Task description: In the Go board size discussion, why does the last poster find 9x9 "less fun more math"? Answer in one to three sentences.

Did you try 25x25? Big is a weak word , I d rather call it endless or huge, something like that
Sadly, I never tried it yet.
| x | x^2 |
|---|---|
| 9 | 81 |
| 11 | 121 |
| 13 | 169 |
| 15 | 225 |
| 17 | 289 |
| 19 | 361 |
| 21 | 441 |
| 23 | 529 |
| 25 | 625 |
25x25 is big.
The upper limit on ogs is 25x25, i have no idea why…
I also don’t know why the error message is so unclear when trying to make the width or height above 25, but for 1x1 the error is much more clear
I assume it would prolly be pretty easy thing to change the error message?
Perhaps because columns are indexed by letters A, B, C,…, Z except I.
I’d also guess that the grid shouldn’t be a even number
You’re right that odd numbers are more popular, but OGS does not restrict you this way.
Interestingly, SGF library supports much larger boards than 25x25. So i think the infra is there to play very-large-games
That’s what I recall hearing
I like 13x13 and play it a lot but one drawback I sometimes feel is that about move 5, 6 or 7 (about, depending on the game, of course) it seems one has to decide on the next 20~ moves (not perse each and every move but at least the direction the game will go) at that instant. So, a ton of pressure all of a sudden followed by 20~ moves to see if you read it out correctly. A bad or lesser choice at move 5~7 can easily cost you the game. On 19x19 there is less intensity (from lowest gear to top speed in 0.3 seconds), it often feels. Imo 9x9 can feel similar to 13x13 in that “one pivotal moment” aspect. I don’t play 9x9 anymore but from what I remember often both players realize that the line which is being followed will lead to a 1.5-point win for black/white. Because of that 9x9 (to me) is more a matter of “what needs to be done (=work) to get ahead by 0.5 points? (regardless of the quality of a move)” and not “what a beautiful game, let’s see what nice (=correct, best in the given circumstance) move I can think of”, so, less fun more math.

Material shown:
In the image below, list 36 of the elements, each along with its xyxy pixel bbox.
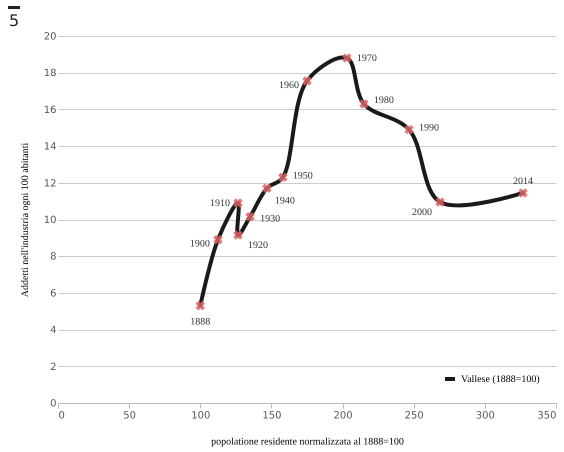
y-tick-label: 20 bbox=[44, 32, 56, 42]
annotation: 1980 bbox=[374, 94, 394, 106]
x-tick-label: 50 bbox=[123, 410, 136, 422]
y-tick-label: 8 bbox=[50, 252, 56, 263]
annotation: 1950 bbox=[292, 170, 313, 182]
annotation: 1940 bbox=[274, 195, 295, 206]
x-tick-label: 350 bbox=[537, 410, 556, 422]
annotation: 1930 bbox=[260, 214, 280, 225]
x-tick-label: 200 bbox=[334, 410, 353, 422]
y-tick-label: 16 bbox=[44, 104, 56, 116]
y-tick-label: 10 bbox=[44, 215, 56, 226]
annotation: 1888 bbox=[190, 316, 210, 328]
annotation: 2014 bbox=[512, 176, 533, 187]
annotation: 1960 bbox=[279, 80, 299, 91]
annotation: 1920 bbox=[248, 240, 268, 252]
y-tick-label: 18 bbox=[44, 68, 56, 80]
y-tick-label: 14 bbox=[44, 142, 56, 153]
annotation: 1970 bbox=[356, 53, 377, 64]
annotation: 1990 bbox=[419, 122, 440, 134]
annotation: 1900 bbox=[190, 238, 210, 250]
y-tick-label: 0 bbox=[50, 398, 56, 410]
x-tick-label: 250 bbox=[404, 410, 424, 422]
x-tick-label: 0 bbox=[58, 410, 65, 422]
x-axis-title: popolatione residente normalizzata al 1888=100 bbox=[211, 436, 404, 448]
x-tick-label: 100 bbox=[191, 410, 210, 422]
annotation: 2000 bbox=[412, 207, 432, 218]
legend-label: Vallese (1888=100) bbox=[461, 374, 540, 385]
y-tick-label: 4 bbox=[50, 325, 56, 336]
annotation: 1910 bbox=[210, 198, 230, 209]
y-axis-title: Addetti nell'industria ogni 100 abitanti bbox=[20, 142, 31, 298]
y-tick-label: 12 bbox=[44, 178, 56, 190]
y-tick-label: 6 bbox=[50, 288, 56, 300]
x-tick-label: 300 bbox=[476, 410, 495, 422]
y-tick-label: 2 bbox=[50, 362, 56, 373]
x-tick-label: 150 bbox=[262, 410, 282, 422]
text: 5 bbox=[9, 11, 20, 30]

Written reply: From what the poster remembers, both players often realize that the line being followed will lead to a 1.5-point win for black or white. So 9x9 becomes a question of what work is needed to get ahead by 0.5 points, regardless of the quality of a move. It is not about searching for a nice move in a beautiful game.